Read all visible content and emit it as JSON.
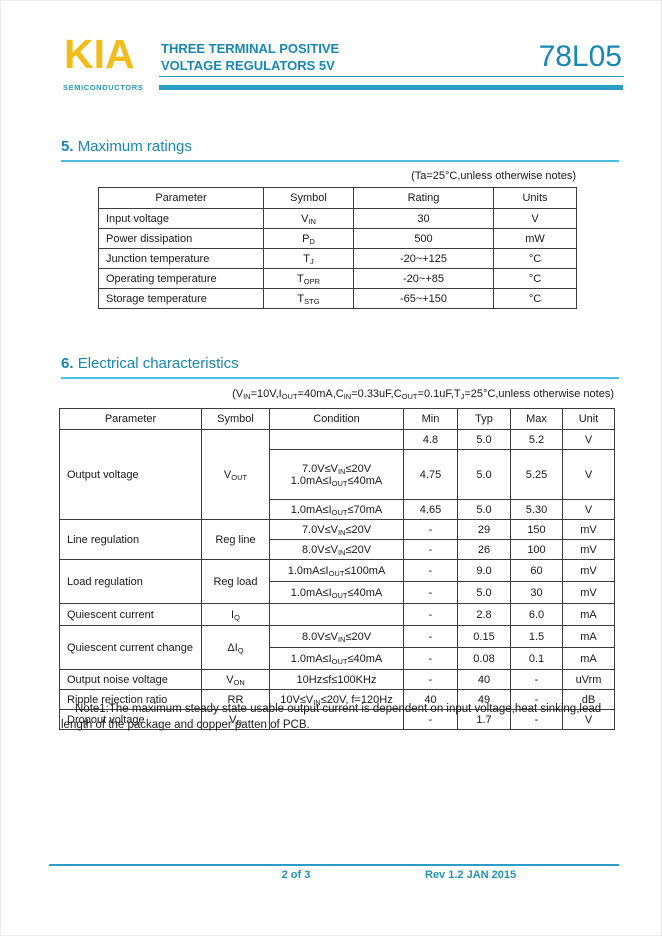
{
  "header": {
    "brand": "KIA",
    "brand_sub": "SEMICONDUCTORS",
    "title_line1": "THREE TERMINAL POSITIVE",
    "title_line2": "VOLTAGE REGULATORS 5V",
    "part_number": "78L05"
  },
  "colors": {
    "brand_gold": "#f2bd1b",
    "accent_teal": "#1787b3",
    "rule_cyan": "#4abfe0",
    "bar_teal": "#2b9ec6"
  },
  "max_ratings": {
    "section_no": "5.",
    "section_title": "Maximum ratings",
    "condition_note": "(Ta=25°C,unless otherwise notes)",
    "columns": [
      "Parameter",
      "Symbol",
      "Rating",
      "Units"
    ],
    "rows": [
      {
        "parameter": "Input voltage",
        "symbol": "V_{IN}",
        "rating": "30",
        "units": "V"
      },
      {
        "parameter": "Power dissipation",
        "symbol": "P_{D}",
        "rating": "500",
        "units": "mW"
      },
      {
        "parameter": "Junction temperature",
        "symbol": "T_{J}",
        "rating": "-20~+125",
        "units": "°C"
      },
      {
        "parameter": "Operating temperature",
        "symbol": "T_{OPR}",
        "rating": "-20~+85",
        "units": "°C"
      },
      {
        "parameter": "Storage temperature",
        "symbol": "T_{STG}",
        "rating": "-65~+150",
        "units": "°C"
      }
    ]
  },
  "electrical": {
    "section_no": "6.",
    "section_title": "Electrical characteristics",
    "condition_note": "(V_{IN}=10V,I_{OUT}=40mA,C_{IN}=0.33uF,C_{OUT}=0.1uF,T_{J}=25°C,unless otherwise notes)",
    "columns": [
      "Parameter",
      "Symbol",
      "Condition",
      "Min",
      "Typ",
      "Max",
      "Unit"
    ],
    "groups": [
      {
        "parameter": "Output voltage",
        "symbol": "V_{OUT}",
        "rows": [
          {
            "condition": "",
            "min": "4.8",
            "typ": "5.0",
            "max": "5.2",
            "unit": "V"
          },
          {
            "condition": "7.0V≤V_{IN}≤20V\n1.0mA≤I_{OUT}≤40mA",
            "min": "4.75",
            "typ": "5.0",
            "max": "5.25",
            "unit": "V"
          },
          {
            "condition": "1.0mA≤I_{OUT}≤70mA",
            "min": "4.65",
            "typ": "5.0",
            "max": "5.30",
            "unit": "V"
          }
        ]
      },
      {
        "parameter": "Line regulation",
        "symbol": "Reg line",
        "rows": [
          {
            "condition": "7.0V≤V_{IN}≤20V",
            "min": "-",
            "typ": "29",
            "max": "150",
            "unit": "mV"
          },
          {
            "condition": "8.0V≤V_{IN}≤20V",
            "min": "-",
            "typ": "26",
            "max": "100",
            "unit": "mV"
          }
        ]
      },
      {
        "parameter": "Load regulation",
        "symbol": "Reg load",
        "rows": [
          {
            "condition": "1.0mA≤I_{OUT}≤100mA",
            "min": "-",
            "typ": "9.0",
            "max": "60",
            "unit": "mV"
          },
          {
            "condition": "1.0mA≤I_{OUT}≤40mA",
            "min": "-",
            "typ": "5.0",
            "max": "30",
            "unit": "mV"
          }
        ]
      },
      {
        "parameter": "Quiescent current",
        "symbol": "I_{Q}",
        "rows": [
          {
            "condition": "",
            "min": "-",
            "typ": "2.8",
            "max": "6.0",
            "unit": "mA"
          }
        ]
      },
      {
        "parameter": "Quiescent current change",
        "symbol": "ΔI_{Q}",
        "rows": [
          {
            "condition": "8.0V≤V_{IN}≤20V",
            "min": "-",
            "typ": "0.15",
            "max": "1.5",
            "unit": "mA"
          },
          {
            "condition": "1.0mA≤I_{OUT}≤40mA",
            "min": "-",
            "typ": "0.08",
            "max": "0.1",
            "unit": "mA"
          }
        ]
      },
      {
        "parameter": "Output noise voltage",
        "symbol": "V_{ON}",
        "rows": [
          {
            "condition": "10Hz≤f≤100KHz",
            "min": "-",
            "typ": "40",
            "max": "-",
            "unit": "uVrm"
          }
        ]
      },
      {
        "parameter": "Ripple rejection ratio",
        "symbol": "RR",
        "rows": [
          {
            "condition": "10V≤V_{IN}≤20V, f=120Hz",
            "min": "40",
            "typ": "49",
            "max": "-",
            "unit": "dB"
          }
        ]
      },
      {
        "parameter": "Dropout voltage",
        "symbol": "V_{D}",
        "rows": [
          {
            "condition": "",
            "min": "-",
            "typ": "1.7",
            "max": "-",
            "unit": "V"
          }
        ]
      }
    ]
  },
  "note1": "Note1:The maximum steady state usable output current is dependent on input voltage,heat sinking,lead length of the package and copper patten of PCB.",
  "footer": {
    "page": "2 of 3",
    "revision": "Rev 1.2 JAN 2015"
  }
}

◇ ◇ ◇ ◇ ◇ ◇ ◇

From the listing above, copy every line that holds the string "Quiescent".

- _Output of the exercise_:
        "parameter": "Quiescent current",
        "parameter": "Quiescent current change",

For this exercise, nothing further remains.